Read the entries below and pull out each line with the string "stated".

————————

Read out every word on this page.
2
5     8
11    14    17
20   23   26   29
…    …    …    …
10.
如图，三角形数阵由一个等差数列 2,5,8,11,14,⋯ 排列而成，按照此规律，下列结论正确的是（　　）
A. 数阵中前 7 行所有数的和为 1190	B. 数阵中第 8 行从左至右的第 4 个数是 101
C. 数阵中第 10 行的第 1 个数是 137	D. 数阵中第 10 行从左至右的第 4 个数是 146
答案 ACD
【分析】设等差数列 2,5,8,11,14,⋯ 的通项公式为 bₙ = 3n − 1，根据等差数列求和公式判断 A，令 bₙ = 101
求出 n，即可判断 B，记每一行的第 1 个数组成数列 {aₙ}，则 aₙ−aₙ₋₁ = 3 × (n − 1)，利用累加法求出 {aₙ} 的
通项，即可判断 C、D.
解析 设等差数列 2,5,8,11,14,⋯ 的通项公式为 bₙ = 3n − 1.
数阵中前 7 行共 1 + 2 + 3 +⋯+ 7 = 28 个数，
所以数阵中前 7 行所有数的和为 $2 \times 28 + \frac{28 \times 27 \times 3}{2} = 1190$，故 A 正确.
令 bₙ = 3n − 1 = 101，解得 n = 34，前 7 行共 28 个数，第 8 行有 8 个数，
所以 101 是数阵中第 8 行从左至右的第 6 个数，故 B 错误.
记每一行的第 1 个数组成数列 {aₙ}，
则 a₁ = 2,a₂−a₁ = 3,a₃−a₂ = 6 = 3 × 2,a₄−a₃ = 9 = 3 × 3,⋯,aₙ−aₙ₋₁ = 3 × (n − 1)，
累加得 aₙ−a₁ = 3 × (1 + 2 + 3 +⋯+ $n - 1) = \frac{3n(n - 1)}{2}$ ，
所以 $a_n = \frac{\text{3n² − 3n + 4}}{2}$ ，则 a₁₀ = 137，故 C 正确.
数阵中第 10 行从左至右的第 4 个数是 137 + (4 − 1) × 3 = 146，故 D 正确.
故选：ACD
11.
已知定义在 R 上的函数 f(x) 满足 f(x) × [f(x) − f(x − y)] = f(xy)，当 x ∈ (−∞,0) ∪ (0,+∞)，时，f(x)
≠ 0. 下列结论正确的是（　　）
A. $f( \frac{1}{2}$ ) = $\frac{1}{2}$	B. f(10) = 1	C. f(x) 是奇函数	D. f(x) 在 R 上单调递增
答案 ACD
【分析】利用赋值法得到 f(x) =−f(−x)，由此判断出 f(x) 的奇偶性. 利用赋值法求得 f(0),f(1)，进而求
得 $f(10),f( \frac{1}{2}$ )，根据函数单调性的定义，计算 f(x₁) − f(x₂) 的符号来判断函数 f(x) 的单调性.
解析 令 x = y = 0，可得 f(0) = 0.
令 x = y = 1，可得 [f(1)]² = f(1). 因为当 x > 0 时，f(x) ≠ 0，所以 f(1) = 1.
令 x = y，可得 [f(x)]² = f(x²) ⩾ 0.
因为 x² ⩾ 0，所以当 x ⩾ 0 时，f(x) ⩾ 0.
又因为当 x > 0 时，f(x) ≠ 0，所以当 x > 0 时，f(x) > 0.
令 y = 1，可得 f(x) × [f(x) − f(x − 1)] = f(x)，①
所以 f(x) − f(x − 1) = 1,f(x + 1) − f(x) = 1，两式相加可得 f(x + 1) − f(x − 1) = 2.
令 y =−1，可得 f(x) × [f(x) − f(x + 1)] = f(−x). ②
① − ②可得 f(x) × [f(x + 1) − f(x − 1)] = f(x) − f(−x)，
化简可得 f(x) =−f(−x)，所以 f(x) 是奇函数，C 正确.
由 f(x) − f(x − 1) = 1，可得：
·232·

————————

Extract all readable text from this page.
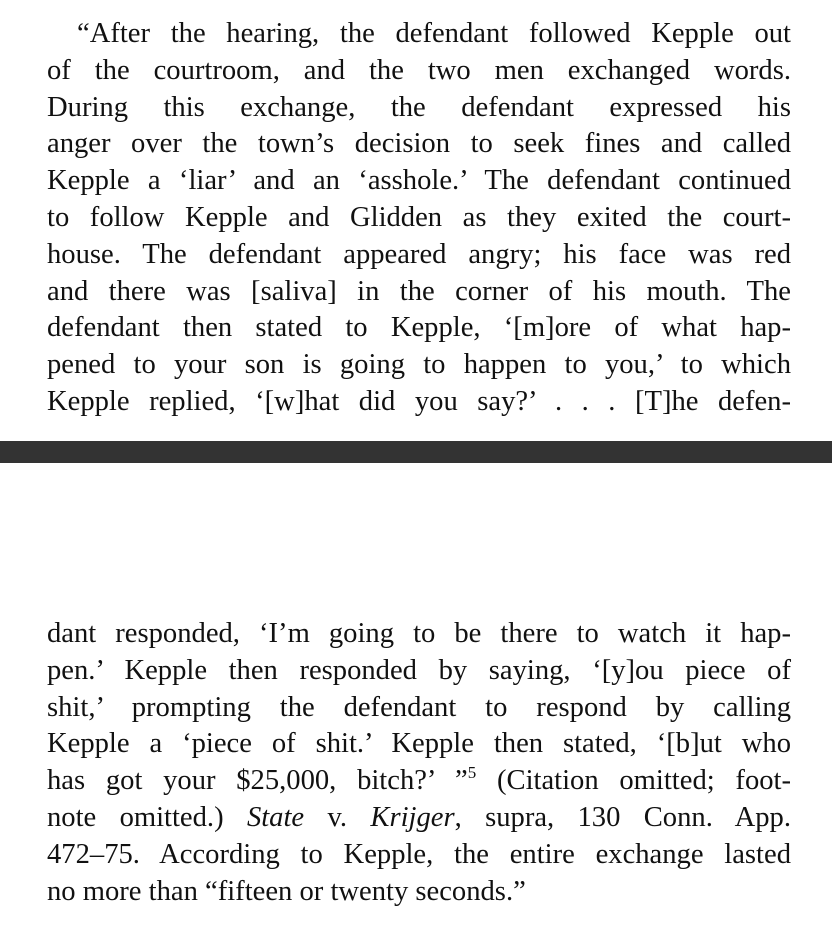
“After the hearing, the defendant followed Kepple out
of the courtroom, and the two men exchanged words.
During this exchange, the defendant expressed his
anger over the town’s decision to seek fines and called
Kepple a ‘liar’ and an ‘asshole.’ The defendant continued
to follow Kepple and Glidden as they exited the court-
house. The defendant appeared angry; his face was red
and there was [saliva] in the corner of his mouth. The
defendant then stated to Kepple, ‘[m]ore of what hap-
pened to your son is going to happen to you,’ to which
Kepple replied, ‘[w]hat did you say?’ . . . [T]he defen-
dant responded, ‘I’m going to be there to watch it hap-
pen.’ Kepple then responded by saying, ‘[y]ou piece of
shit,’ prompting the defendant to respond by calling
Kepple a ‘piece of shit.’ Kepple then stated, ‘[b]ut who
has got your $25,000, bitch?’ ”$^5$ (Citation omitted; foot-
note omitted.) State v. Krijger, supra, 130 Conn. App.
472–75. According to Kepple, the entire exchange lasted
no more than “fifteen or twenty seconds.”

————————

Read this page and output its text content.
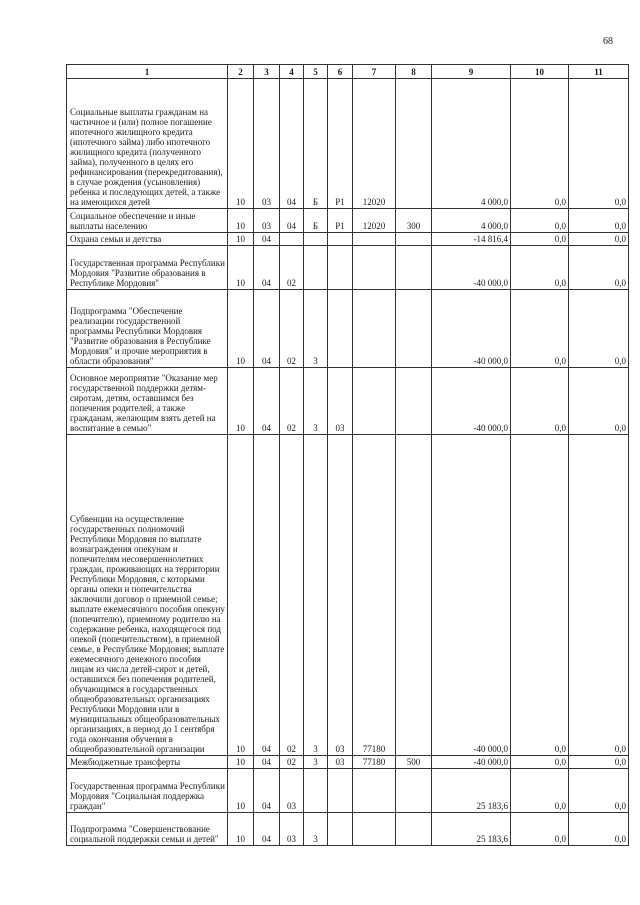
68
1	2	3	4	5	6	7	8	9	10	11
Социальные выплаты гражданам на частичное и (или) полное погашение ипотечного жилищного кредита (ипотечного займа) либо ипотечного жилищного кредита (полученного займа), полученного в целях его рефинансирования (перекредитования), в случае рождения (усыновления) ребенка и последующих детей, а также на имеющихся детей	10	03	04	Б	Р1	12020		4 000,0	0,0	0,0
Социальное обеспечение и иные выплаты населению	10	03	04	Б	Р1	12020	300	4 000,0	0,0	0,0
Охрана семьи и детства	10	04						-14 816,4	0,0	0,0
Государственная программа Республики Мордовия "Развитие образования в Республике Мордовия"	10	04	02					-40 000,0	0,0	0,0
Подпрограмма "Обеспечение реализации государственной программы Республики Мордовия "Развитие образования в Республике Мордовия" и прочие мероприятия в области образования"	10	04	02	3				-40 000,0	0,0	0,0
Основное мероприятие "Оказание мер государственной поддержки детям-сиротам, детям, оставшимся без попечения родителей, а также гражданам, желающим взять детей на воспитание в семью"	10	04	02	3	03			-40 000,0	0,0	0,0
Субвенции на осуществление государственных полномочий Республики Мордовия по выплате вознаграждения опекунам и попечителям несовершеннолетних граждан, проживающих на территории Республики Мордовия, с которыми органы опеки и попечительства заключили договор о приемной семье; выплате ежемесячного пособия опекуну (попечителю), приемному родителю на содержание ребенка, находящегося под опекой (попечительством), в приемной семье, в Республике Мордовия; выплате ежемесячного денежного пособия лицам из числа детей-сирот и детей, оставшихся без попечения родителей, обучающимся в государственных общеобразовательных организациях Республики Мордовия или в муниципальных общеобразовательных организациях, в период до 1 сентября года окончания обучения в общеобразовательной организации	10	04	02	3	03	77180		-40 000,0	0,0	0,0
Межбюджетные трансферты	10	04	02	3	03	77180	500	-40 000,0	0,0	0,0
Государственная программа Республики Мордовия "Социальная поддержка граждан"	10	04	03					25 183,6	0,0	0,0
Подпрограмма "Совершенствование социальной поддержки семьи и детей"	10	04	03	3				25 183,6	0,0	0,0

————————

# SOLUTION
defendant then stated to Kepple, ‘[m]ore of what hap-
Kepple a ‘piece of shit.’ Kepple then stated, ‘[b]ut who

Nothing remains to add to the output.